▶ _Aim_:
Give the number of lines that contain the string "JSON", and nothing else.

%%

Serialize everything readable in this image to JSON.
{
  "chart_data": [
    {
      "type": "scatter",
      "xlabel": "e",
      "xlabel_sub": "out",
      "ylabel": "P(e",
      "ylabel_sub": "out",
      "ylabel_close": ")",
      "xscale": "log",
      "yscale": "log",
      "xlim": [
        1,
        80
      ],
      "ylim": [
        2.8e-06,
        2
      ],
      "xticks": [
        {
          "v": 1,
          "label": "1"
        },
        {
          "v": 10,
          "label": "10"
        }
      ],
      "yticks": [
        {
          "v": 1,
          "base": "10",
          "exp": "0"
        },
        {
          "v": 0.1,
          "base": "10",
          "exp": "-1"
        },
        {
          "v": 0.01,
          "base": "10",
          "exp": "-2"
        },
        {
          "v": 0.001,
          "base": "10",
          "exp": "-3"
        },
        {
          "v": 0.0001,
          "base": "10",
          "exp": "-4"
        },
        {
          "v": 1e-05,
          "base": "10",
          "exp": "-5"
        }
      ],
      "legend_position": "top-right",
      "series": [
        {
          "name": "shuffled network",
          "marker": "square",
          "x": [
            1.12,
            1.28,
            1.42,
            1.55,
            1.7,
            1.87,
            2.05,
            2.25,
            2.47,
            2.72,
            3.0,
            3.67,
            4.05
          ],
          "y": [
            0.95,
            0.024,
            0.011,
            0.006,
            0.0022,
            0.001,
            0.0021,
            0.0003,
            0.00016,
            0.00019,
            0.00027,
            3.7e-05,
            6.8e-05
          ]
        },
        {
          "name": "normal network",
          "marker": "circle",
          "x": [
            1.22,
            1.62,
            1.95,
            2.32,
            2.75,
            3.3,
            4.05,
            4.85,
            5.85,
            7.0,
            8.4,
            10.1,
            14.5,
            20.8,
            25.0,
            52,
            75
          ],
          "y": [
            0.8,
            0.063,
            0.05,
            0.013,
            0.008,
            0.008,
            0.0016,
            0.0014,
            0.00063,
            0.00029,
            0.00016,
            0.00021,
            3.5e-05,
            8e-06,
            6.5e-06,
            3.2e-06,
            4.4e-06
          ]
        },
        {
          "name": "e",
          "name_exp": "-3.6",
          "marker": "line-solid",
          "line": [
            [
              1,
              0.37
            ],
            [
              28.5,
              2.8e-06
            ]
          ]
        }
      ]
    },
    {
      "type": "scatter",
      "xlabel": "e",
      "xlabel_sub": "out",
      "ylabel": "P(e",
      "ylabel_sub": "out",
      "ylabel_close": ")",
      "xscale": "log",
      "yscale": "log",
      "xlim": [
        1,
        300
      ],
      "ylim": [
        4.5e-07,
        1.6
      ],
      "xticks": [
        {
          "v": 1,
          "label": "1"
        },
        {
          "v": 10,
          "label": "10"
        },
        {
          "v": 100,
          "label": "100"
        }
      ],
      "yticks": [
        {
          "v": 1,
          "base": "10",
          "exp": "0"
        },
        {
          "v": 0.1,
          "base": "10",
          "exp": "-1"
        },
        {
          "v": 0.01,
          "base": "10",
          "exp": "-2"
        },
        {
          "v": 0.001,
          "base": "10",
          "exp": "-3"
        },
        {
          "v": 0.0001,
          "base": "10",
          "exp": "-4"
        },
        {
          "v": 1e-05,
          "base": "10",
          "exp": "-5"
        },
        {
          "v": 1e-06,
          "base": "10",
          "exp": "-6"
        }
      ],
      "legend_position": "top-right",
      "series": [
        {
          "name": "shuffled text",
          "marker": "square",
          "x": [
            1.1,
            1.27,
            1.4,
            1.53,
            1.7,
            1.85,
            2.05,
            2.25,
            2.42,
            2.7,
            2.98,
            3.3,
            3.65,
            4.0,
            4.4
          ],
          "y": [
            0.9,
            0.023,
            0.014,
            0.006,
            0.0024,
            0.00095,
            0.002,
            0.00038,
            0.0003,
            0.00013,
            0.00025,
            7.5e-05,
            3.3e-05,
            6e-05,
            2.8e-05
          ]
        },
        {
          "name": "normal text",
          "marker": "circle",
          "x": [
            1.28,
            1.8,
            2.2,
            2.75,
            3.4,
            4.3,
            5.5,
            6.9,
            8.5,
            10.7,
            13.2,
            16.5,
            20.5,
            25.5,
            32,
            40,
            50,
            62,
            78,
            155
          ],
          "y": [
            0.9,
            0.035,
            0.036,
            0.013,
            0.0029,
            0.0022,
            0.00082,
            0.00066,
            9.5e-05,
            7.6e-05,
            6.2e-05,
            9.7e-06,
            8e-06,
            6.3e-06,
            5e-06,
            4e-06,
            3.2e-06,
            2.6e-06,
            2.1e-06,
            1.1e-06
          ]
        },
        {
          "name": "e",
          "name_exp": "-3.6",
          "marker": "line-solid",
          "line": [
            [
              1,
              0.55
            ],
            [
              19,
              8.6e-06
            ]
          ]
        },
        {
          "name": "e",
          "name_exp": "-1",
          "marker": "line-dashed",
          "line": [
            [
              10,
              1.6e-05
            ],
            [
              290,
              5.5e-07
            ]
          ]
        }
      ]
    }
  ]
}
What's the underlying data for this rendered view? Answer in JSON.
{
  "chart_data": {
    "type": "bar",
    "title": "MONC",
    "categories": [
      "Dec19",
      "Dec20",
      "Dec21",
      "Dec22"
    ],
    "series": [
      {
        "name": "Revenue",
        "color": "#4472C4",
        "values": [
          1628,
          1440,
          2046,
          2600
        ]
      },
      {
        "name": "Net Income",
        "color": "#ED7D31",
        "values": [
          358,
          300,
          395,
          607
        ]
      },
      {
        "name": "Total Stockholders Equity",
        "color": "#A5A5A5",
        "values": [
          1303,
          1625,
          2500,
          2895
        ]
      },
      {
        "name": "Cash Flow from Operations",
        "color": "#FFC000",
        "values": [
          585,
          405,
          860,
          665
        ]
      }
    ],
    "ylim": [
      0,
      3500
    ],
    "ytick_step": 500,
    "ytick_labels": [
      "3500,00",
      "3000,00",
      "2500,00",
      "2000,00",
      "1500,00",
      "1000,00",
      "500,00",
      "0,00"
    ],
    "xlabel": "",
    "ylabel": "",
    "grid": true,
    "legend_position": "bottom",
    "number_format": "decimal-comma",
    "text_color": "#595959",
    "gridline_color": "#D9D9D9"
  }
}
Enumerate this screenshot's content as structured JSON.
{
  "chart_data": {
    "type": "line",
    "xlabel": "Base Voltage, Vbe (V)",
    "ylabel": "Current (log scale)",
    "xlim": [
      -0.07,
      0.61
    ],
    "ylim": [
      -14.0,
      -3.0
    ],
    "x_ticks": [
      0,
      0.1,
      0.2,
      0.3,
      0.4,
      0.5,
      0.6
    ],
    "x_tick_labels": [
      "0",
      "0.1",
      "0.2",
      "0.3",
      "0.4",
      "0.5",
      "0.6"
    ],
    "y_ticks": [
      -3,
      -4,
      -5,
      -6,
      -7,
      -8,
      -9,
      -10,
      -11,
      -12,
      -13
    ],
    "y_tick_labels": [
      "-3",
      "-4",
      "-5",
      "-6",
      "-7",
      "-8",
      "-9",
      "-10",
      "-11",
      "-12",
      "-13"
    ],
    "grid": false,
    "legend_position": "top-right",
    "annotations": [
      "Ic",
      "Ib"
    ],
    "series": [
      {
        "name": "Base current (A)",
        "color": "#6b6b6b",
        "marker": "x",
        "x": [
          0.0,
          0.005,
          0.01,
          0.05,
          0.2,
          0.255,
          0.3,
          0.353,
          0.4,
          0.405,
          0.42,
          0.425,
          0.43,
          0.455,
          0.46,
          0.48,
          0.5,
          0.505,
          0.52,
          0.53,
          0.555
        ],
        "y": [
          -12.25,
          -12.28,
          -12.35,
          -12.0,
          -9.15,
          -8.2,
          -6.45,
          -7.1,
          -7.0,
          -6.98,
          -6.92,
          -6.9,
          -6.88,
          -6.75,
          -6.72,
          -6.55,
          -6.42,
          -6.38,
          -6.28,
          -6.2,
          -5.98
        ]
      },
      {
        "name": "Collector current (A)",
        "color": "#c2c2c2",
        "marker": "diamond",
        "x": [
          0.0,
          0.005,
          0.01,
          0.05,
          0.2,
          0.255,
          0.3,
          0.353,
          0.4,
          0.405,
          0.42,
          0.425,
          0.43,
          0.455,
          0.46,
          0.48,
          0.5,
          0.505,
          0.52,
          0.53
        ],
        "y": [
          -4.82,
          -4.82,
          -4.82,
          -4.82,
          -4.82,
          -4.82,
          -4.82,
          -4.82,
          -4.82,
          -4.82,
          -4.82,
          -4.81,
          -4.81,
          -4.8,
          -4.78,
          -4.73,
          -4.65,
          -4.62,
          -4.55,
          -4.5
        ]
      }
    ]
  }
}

%%

▶ _Exercise result_:
3